_WORK TO BE COMPLETED_:
Gather all lines in the entries below that include the word "UNIVERSIDAD".

_AVAILABLE DATA_:
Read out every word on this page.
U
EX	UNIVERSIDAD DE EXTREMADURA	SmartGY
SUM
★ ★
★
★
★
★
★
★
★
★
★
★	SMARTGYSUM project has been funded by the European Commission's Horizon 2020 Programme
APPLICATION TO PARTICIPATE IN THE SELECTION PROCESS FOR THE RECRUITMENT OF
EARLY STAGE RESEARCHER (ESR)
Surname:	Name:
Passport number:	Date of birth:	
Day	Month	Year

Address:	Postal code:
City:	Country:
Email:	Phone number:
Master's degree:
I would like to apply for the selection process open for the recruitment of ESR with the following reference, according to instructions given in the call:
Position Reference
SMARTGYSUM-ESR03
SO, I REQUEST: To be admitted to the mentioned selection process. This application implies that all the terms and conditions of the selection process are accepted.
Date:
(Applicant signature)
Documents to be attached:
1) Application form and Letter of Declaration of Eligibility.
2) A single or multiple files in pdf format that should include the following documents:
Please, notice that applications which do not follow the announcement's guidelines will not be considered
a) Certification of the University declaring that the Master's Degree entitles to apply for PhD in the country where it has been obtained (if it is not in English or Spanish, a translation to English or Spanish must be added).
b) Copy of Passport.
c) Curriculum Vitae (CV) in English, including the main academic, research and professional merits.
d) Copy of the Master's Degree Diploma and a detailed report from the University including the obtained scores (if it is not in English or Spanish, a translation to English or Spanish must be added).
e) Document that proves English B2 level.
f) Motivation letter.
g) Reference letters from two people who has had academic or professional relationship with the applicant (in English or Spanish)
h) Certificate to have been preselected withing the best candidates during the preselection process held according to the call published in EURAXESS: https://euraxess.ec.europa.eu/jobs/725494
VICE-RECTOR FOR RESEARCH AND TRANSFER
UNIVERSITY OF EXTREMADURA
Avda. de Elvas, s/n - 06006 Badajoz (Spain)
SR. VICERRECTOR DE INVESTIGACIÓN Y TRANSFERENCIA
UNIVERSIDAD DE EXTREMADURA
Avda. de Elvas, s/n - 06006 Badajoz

_REPLY_:
EX	UNIVERSIDAD DE EXTREMADURA	SmartGY
UNIVERSIDAD DE EXTREMADURA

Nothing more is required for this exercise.